▸ **Work required**
Write out the passage on the stock option plan amendment, starting with "As of the date" and going on through "any such effects.".

The Amendment to the Stock Option Plan
The Board of Directors has adopted, subject to stockholder approval, an
amendment to the Stock Option Plan which will increase the number of authorized
shares available for issuance under the Stock Option Plan by 67,932 shares
(i.e., an amount equal to approximately 4.9% of the currently issued and
outstanding Common Stock). Management has recommended this amendment so that it
can continue to reward officers and key employees of the Corporation having
substantial management responsibilities with the opportunity to acquire a
proprietary interest in the Corporation as an additional incentive to promote
its success and remain in its employ.
As of the date of this proxy statement, there are 116,185 shares of
Common Stock reserved for issuance under the Stock Option Plan to holders of
previously granted unexercised stock options. If the amendment to the Stock
Option Plan is approved, the total number of shares of Common Stock reserved for
issuance under the Stock Option Plan will be increased to 184,117, of which
67,932 will be available for new awards. The exercise of stock options may
decrease certain per share financial measures for a period of time and may
diminish a stockholder's percentage voting power in the Corporation, although
the Corporation may consider repurchasing its shares in the future in order to
minimize or avoid any such effects.

▸ **Supplied entries**
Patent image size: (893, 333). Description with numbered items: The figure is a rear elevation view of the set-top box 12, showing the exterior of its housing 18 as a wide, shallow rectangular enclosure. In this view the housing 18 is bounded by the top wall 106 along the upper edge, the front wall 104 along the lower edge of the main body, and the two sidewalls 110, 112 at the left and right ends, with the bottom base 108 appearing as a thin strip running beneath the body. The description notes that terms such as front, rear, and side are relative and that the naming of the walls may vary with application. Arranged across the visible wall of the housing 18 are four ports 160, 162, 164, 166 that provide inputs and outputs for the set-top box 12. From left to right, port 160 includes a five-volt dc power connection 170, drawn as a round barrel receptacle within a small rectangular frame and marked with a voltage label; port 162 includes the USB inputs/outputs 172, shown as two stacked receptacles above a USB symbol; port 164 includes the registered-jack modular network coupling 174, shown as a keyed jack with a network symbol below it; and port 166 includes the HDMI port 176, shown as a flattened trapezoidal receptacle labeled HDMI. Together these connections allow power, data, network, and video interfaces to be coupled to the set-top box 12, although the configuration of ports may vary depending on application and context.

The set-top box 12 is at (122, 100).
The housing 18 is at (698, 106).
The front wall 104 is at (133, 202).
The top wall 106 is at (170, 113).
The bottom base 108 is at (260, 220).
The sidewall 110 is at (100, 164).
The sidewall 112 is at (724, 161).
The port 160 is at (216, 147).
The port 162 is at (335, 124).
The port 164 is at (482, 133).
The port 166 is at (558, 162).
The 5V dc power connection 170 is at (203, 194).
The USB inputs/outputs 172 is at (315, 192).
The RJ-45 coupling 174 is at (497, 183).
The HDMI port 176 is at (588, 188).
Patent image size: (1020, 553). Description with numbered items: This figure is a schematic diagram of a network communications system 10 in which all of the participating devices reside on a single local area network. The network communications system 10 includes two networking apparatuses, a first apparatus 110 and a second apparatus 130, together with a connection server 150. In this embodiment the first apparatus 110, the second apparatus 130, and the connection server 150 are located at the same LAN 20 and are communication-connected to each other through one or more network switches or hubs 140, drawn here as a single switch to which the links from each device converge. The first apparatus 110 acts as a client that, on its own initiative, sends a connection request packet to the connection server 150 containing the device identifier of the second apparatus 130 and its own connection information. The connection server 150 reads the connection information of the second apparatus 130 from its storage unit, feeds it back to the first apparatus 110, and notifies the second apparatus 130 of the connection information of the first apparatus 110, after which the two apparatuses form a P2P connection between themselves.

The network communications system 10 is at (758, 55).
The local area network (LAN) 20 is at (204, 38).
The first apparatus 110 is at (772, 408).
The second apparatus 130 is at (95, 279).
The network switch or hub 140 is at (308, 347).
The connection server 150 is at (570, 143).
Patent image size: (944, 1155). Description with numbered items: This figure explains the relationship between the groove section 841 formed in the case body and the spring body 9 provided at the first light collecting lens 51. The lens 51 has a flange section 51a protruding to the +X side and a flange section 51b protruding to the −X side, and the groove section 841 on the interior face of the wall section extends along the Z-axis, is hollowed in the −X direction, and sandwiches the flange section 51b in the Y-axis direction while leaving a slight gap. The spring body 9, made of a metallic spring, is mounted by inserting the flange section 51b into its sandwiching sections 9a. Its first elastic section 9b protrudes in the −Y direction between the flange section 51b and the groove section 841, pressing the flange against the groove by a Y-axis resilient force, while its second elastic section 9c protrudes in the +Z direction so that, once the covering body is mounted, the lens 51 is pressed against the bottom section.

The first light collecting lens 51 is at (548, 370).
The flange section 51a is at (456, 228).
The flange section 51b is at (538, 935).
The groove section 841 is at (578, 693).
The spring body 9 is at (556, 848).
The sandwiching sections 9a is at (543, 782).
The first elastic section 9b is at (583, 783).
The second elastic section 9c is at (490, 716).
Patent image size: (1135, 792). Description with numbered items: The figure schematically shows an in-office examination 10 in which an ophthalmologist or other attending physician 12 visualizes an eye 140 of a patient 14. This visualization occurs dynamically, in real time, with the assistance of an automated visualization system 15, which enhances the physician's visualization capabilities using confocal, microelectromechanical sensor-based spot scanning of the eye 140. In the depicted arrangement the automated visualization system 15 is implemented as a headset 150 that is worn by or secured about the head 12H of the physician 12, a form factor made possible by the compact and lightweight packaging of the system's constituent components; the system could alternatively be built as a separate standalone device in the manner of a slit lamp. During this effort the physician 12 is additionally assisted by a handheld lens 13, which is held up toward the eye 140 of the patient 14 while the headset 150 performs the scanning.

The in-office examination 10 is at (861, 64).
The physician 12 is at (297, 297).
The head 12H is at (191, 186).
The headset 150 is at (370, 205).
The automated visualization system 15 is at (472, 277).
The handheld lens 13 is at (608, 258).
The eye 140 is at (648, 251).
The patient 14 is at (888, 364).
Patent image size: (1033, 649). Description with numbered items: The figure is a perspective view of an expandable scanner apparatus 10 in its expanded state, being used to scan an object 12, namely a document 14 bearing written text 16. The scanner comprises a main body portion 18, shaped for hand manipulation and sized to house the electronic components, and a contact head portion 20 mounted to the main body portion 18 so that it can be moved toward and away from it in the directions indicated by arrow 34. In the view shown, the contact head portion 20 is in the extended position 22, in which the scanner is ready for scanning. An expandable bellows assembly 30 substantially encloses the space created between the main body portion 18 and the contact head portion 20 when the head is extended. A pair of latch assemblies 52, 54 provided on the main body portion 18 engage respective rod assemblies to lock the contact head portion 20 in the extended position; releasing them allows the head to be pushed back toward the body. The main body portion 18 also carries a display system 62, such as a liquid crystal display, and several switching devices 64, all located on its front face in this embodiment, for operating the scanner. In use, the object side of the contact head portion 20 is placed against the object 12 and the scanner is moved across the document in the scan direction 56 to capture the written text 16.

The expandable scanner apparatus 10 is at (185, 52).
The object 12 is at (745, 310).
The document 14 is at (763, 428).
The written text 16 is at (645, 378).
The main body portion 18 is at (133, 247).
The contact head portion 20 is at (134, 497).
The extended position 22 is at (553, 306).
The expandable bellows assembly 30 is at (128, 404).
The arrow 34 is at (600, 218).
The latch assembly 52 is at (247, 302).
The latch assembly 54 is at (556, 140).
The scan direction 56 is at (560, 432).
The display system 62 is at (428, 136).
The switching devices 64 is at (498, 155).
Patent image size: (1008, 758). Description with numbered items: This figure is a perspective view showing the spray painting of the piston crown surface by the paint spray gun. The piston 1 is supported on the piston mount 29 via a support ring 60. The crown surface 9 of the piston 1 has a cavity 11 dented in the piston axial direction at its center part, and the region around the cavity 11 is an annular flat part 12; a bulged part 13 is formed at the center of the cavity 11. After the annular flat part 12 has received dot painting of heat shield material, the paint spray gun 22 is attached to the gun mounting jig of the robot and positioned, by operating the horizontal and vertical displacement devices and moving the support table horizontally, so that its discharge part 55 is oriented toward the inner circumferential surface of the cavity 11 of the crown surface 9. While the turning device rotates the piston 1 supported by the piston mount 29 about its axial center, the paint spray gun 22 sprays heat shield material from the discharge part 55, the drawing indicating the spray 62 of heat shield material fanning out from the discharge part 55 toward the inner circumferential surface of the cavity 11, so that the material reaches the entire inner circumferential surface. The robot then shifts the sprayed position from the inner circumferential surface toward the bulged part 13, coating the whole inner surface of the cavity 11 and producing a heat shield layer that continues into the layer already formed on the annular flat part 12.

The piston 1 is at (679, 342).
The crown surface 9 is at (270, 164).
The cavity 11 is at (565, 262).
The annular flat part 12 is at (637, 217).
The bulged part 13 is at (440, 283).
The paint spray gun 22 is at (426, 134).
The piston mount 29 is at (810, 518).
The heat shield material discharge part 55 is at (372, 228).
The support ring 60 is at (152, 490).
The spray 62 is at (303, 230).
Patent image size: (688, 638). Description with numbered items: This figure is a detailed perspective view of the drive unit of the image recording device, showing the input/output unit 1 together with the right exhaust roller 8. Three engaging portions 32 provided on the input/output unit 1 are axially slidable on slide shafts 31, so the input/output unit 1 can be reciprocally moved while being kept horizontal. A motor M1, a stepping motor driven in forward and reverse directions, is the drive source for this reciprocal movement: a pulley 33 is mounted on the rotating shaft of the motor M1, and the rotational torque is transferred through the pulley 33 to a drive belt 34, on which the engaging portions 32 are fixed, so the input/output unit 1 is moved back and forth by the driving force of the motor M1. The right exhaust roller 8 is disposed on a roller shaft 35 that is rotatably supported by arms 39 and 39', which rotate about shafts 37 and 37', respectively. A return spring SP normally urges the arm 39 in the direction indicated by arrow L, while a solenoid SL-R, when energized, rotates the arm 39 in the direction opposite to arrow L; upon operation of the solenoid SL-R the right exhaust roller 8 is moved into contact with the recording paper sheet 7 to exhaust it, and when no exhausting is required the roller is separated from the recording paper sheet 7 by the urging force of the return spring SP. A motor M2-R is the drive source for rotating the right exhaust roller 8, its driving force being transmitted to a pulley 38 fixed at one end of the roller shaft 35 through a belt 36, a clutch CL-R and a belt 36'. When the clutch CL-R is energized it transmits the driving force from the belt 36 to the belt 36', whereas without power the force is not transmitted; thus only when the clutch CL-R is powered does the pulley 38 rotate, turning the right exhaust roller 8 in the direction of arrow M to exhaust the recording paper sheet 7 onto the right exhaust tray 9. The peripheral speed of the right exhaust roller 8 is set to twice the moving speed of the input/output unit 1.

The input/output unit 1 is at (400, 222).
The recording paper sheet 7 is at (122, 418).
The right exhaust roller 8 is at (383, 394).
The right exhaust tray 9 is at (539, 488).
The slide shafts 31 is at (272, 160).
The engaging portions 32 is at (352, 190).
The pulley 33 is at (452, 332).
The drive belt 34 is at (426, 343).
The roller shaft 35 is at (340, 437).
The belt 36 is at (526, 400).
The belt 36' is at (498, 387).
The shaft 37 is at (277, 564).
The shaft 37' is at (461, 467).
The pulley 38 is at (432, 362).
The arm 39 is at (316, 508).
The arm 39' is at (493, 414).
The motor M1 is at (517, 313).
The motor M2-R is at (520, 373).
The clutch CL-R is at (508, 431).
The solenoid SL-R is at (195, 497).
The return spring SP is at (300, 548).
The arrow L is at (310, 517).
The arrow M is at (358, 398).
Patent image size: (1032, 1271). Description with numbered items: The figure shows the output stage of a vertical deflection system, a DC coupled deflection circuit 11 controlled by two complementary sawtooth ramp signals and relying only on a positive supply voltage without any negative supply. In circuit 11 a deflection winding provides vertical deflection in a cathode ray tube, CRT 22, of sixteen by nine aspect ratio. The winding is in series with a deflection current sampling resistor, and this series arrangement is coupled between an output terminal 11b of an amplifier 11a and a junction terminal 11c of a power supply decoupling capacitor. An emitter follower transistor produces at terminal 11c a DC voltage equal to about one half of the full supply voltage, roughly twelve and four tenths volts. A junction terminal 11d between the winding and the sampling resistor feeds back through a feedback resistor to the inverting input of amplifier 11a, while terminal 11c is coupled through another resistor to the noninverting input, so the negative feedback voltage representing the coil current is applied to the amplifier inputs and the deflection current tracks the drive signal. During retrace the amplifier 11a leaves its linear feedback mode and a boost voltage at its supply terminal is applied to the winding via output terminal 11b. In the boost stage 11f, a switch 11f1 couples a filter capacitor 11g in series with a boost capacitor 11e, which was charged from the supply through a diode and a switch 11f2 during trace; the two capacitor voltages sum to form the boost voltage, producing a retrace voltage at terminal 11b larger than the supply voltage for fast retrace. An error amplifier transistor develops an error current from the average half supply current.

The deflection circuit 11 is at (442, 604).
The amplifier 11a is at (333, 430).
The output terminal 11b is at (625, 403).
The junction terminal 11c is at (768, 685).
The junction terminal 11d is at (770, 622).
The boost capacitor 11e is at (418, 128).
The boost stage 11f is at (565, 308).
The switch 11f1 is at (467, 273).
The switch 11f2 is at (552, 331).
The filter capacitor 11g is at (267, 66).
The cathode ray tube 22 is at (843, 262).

▸ **Correct response**
As of the date of this proxy statement, there are 116,185 shares of
Common Stock reserved for issuance under the Stock Option Plan to holders of
previously granted unexercised stock options. If the amendment to the Stock
Option Plan is approved, the total number of shares of Common Stock reserved for
issuance under the Stock Option Plan will be increased to 184,117, of which
67,932 will be available for new awards. The exercise of stock options may
decrease certain per share financial measures for a period of time and may
diminish a stockholder's percentage voting power in the Corporation, although
the Corporation may consider repurchasing its shares in the future in order to
minimize or avoid any such effects.